Which of the lines below contain the string "marker"? Copy each one.
━━━ DATASET EXTRACT
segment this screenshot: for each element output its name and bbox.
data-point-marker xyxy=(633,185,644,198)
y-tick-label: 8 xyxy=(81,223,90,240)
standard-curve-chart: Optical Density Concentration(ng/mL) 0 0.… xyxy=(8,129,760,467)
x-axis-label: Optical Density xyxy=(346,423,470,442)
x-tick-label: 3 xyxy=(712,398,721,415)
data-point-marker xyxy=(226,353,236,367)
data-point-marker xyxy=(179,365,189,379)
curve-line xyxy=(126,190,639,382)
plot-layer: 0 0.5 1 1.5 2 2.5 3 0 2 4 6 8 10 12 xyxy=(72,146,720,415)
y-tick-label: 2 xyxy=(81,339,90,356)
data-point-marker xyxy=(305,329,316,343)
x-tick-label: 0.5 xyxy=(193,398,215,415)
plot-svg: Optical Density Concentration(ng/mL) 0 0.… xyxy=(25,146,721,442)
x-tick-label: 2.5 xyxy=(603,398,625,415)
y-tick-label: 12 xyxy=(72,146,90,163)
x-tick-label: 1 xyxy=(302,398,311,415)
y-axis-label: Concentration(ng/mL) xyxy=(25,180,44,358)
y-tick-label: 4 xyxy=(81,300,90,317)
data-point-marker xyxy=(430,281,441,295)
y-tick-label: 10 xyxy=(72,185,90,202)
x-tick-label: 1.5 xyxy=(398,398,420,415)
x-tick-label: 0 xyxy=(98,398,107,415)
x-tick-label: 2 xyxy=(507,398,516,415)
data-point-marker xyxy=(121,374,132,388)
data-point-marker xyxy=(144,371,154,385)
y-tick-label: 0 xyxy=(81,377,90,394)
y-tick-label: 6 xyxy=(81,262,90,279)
━━━━━━
COMPLETED TASK:
data-point-marker xyxy=(633,185,644,198)
data-point-marker xyxy=(226,353,236,367)
data-point-marker xyxy=(179,365,189,379)
data-point-marker xyxy=(305,329,316,343)
data-point-marker xyxy=(430,281,441,295)
data-point-marker xyxy=(121,374,132,388)
data-point-marker xyxy=(144,371,154,385)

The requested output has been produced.